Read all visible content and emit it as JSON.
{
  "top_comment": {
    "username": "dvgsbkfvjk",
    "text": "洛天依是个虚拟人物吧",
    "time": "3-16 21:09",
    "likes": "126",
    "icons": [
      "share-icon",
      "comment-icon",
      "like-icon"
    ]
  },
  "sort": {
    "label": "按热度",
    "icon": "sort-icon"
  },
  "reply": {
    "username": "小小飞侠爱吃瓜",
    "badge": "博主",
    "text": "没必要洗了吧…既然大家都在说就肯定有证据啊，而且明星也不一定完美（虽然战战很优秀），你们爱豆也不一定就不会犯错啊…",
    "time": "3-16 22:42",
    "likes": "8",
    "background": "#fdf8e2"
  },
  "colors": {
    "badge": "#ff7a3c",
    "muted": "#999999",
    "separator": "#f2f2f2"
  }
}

Brief =>
Repeat the listing exactly, from its first line to its last.

Completed exercise =>
Read all visible content and emit it as JSON.
{
  "top_comment": {
    "username": "dvgsbkfvjk",
    "text": "洛天依是个虚拟人物吧",
    "time": "3-16 21:09",
    "likes": "126",
    "icons": [
      "share-icon",
      "comment-icon",
      "like-icon"
    ]
  },
  "sort": {
    "label": "按热度",
    "icon": "sort-icon"
  },
  "reply": {
    "username": "小小飞侠爱吃瓜",
    "badge": "博主",
    "text": "没必要洗了吧…既然大家都在说就肯定有证据啊，而且明星也不一定完美（虽然战战很优秀），你们爱豆也不一定就不会犯错啊…",
    "time": "3-16 22:42",
    "likes": "8",
    "background": "#fdf8e2"
  },
  "colors": {
    "badge": "#ff7a3c",
    "muted": "#999999",
    "separator": "#f2f2f2"
  }
}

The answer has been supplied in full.